● **DATA SECTION**
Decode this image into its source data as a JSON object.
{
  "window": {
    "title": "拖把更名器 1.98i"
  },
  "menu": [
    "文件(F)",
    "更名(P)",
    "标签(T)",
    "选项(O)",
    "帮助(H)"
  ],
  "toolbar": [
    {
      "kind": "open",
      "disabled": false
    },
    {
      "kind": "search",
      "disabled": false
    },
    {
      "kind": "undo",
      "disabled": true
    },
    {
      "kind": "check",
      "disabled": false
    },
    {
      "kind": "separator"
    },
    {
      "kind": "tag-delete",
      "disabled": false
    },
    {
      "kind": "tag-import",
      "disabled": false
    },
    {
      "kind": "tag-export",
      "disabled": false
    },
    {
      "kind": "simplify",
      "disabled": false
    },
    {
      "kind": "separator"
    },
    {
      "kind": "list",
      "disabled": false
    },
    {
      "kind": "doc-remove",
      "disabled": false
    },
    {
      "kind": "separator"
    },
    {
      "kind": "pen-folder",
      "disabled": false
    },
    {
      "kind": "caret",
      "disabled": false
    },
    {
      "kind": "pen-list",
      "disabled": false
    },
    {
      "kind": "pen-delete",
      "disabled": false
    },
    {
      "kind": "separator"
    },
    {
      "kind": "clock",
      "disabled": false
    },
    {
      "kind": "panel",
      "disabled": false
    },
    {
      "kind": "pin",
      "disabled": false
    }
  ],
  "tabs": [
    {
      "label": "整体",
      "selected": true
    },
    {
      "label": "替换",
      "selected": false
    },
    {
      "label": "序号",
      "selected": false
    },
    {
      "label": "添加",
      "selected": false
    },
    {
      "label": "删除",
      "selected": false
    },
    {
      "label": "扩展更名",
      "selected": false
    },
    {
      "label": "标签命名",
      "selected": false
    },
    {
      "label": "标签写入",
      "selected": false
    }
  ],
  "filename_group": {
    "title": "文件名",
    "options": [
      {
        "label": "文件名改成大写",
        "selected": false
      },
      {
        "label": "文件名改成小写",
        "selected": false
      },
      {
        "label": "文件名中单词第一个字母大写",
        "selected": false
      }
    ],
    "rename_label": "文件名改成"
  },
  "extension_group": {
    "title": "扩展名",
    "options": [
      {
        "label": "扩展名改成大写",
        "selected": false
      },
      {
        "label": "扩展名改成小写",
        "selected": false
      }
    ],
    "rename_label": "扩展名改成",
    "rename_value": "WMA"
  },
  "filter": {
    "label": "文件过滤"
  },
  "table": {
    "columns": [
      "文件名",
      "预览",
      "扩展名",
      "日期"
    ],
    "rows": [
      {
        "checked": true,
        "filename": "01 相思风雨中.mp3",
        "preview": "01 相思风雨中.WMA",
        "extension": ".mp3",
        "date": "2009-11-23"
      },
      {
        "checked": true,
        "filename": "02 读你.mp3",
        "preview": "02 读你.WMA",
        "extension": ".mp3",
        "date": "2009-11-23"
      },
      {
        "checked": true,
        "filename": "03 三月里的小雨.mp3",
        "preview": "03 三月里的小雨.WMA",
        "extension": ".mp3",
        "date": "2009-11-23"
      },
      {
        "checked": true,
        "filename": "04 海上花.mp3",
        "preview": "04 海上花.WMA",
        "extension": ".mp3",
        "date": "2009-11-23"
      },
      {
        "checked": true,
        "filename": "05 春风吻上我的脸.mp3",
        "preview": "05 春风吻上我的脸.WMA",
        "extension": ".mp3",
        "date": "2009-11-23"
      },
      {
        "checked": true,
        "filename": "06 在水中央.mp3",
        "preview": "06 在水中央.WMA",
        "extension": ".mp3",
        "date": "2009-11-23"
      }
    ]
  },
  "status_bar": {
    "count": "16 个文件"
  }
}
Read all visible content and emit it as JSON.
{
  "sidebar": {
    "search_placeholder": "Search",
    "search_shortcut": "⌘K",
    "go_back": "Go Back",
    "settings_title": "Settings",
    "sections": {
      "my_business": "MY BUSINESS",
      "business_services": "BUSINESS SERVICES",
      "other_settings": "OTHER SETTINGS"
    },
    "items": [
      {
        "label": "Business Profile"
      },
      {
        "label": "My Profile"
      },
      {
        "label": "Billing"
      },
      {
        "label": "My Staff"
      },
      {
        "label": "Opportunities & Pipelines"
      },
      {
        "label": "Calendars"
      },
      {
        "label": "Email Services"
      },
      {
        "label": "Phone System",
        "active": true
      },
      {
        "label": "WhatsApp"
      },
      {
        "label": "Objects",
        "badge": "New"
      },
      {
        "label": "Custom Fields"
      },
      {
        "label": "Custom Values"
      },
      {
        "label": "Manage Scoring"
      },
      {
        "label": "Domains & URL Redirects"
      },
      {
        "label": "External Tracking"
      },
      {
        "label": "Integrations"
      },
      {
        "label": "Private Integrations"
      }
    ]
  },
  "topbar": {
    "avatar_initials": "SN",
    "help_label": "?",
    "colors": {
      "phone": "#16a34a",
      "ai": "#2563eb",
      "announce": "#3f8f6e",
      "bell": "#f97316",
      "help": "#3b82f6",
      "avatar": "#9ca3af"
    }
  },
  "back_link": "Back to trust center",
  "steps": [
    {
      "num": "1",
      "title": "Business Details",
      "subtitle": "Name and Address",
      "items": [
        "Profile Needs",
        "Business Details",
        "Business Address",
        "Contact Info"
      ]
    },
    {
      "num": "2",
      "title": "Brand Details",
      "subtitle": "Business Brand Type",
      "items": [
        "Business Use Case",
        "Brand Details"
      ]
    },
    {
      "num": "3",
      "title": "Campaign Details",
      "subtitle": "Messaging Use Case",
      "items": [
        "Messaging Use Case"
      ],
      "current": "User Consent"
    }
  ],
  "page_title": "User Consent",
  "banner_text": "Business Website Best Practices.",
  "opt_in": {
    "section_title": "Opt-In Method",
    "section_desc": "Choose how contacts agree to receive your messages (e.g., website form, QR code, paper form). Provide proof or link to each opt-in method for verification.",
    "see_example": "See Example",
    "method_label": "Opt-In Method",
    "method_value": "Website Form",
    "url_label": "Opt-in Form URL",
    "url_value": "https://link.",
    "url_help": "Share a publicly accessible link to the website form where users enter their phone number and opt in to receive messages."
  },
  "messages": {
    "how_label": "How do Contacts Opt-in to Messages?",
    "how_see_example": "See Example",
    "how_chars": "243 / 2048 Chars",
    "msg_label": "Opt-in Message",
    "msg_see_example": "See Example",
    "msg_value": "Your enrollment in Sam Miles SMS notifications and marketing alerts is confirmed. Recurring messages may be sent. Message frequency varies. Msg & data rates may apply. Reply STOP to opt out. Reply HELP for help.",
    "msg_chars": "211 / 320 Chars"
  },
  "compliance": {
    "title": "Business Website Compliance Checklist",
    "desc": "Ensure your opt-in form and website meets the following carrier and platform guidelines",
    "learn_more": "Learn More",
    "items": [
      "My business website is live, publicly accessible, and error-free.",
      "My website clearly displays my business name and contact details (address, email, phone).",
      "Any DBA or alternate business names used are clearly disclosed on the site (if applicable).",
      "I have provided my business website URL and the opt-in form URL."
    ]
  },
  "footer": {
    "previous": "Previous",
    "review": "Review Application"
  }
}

● **GOAL**
Repeat the data verbatim.

● **SOLUTION TO THIS EXERCISE**
Decode this image into its source data as a JSON object.
{
  "window": {
    "title": "拖把更名器 1.98i"
  },
  "menu": [
    "文件(F)",
    "更名(P)",
    "标签(T)",
    "选项(O)",
    "帮助(H)"
  ],
  "toolbar": [
    {
      "kind": "open",
      "disabled": false
    },
    {
      "kind": "search",
      "disabled": false
    },
    {
      "kind": "undo",
      "disabled": true
    },
    {
      "kind": "check",
      "disabled": false
    },
    {
      "kind": "separator"
    },
    {
      "kind": "tag-delete",
      "disabled": false
    },
    {
      "kind": "tag-import",
      "disabled": false
    },
    {
      "kind": "tag-export",
      "disabled": false
    },
    {
      "kind": "simplify",
      "disabled": false
    },
    {
      "kind": "separator"
    },
    {
      "kind": "list",
      "disabled": false
    },
    {
      "kind": "doc-remove",
      "disabled": false
    },
    {
      "kind": "separator"
    },
    {
      "kind": "pen-folder",
      "disabled": false
    },
    {
      "kind": "caret",
      "disabled": false
    },
    {
      "kind": "pen-list",
      "disabled": false
    },
    {
      "kind": "pen-delete",
      "disabled": false
    },
    {
      "kind": "separator"
    },
    {
      "kind": "clock",
      "disabled": false
    },
    {
      "kind": "panel",
      "disabled": false
    },
    {
      "kind": "pin",
      "disabled": false
    }
  ],
  "tabs": [
    {
      "label": "整体",
      "selected": true
    },
    {
      "label": "替换",
      "selected": false
    },
    {
      "label": "序号",
      "selected": false
    },
    {
      "label": "添加",
      "selected": false
    },
    {
      "label": "删除",
      "selected": false
    },
    {
      "label": "扩展更名",
      "selected": false
    },
    {
      "label": "标签命名",
      "selected": false
    },
    {
      "label": "标签写入",
      "selected": false
    }
  ],
  "filename_group": {
    "title": "文件名",
    "options": [
      {
        "label": "文件名改成大写",
        "selected": false
      },
      {
        "label": "文件名改成小写",
        "selected": false
      },
      {
        "label": "文件名中单词第一个字母大写",
        "selected": false
      }
    ],
    "rename_label": "文件名改成"
  },
  "extension_group": {
    "title": "扩展名",
    "options": [
      {
        "label": "扩展名改成大写",
        "selected": false
      },
      {
        "label": "扩展名改成小写",
        "selected": false
      }
    ],
    "rename_label": "扩展名改成",
    "rename_value": "WMA"
  },
  "filter": {
    "label": "文件过滤"
  },
  "table": {
    "columns": [
      "文件名",
      "预览",
      "扩展名",
      "日期"
    ],
    "rows": [
      {
        "checked": true,
        "filename": "01 相思风雨中.mp3",
        "preview": "01 相思风雨中.WMA",
        "extension": ".mp3",
        "date": "2009-11-23"
      },
      {
        "checked": true,
        "filename": "02 读你.mp3",
        "preview": "02 读你.WMA",
        "extension": ".mp3",
        "date": "2009-11-23"
      },
      {
        "checked": true,
        "filename": "03 三月里的小雨.mp3",
        "preview": "03 三月里的小雨.WMA",
        "extension": ".mp3",
        "date": "2009-11-23"
      },
      {
        "checked": true,
        "filename": "04 海上花.mp3",
        "preview": "04 海上花.WMA",
        "extension": ".mp3",
        "date": "2009-11-23"
      },
      {
        "checked": true,
        "filename": "05 春风吻上我的脸.mp3",
        "preview": "05 春风吻上我的脸.WMA",
        "extension": ".mp3",
        "date": "2009-11-23"
      },
      {
        "checked": true,
        "filename": "06 在水中央.mp3",
        "preview": "06 在水中央.WMA",
        "extension": ".mp3",
        "date": "2009-11-23"
      }
    ]
  },
  "status_bar": {
    "count": "16 个文件"
  }
}
Read all visible content and emit it as JSON.
{
  "sidebar": {
    "search_placeholder": "Search",
    "search_shortcut": "⌘K",
    "go_back": "Go Back",
    "settings_title": "Settings",
    "sections": {
      "my_business": "MY BUSINESS",
      "business_services": "BUSINESS SERVICES",
      "other_settings": "OTHER SETTINGS"
    },
    "items": [
      {
        "label": "Business Profile"
      },
      {
        "label": "My Profile"
      },
      {
        "label": "Billing"
      },
      {
        "label": "My Staff"
      },
      {
        "label": "Opportunities & Pipelines"
      },
      {
        "label": "Calendars"
      },
      {
        "label": "Email Services"
      },
      {
        "label": "Phone System",
        "active": true
      },
      {
        "label": "WhatsApp"
      },
      {
        "label": "Objects",
        "badge": "New"
      },
      {
        "label": "Custom Fields"
      },
      {
        "label": "Custom Values"
      },
      {
        "label": "Manage Scoring"
      },
      {
        "label": "Domains & URL Redirects"
      },
      {
        "label": "External Tracking"
      },
      {
        "label": "Integrations"
      },
      {
        "label": "Private Integrations"
      }
    ]
  },
  "topbar": {
    "avatar_initials": "SN",
    "help_label": "?",
    "colors": {
      "phone": "#16a34a",
      "ai": "#2563eb",
      "announce": "#3f8f6e",
      "bell": "#f97316",
      "help": "#3b82f6",
      "avatar": "#9ca3af"
    }
  },
  "back_link": "Back to trust center",
  "steps": [
    {
      "num": "1",
      "title": "Business Details",
      "subtitle": "Name and Address",
      "items": [
        "Profile Needs",
        "Business Details",
        "Business Address",
        "Contact Info"
      ]
    },
    {
      "num": "2",
      "title": "Brand Details",
      "subtitle": "Business Brand Type",
      "items": [
        "Business Use Case",
        "Brand Details"
      ]
    },
    {
      "num": "3",
      "title": "Campaign Details",
      "subtitle": "Messaging Use Case",
      "items": [
        "Messaging Use Case"
      ],
      "current": "User Consent"
    }
  ],
  "page_title": "User Consent",
  "banner_text": "Business Website Best Practices.",
  "opt_in": {
    "section_title": "Opt-In Method",
    "section_desc": "Choose how contacts agree to receive your messages (e.g., website form, QR code, paper form). Provide proof or link to each opt-in method for verification.",
    "see_example": "See Example",
    "method_label": "Opt-In Method",
    "method_value": "Website Form",
    "url_label": "Opt-in Form URL",
    "url_value": "https://link.",
    "url_help": "Share a publicly accessible link to the website form where users enter their phone number and opt in to receive messages."
  },
  "messages": {
    "how_label": "How do Contacts Opt-in to Messages?",
    "how_see_example": "See Example",
    "how_chars": "243 / 2048 Chars",
    "msg_label": "Opt-in Message",
    "msg_see_example": "See Example",
    "msg_value": "Your enrollment in Sam Miles SMS notifications and marketing alerts is confirmed. Recurring messages may be sent. Message frequency varies. Msg & data rates may apply. Reply STOP to opt out. Reply HELP for help.",
    "msg_chars": "211 / 320 Chars"
  },
  "compliance": {
    "title": "Business Website Compliance Checklist",
    "desc": "Ensure your opt-in form and website meets the following carrier and platform guidelines",
    "learn_more": "Learn More",
    "items": [
      "My business website is live, publicly accessible, and error-free.",
      "My website clearly displays my business name and contact details (address, email, phone).",
      "Any DBA or alternate business names used are clearly disclosed on the site (if applicable).",
      "I have provided my business website URL and the opt-in form URL."
    ]
  },
  "footer": {
    "previous": "Previous",
    "review": "Review Application"
  }
}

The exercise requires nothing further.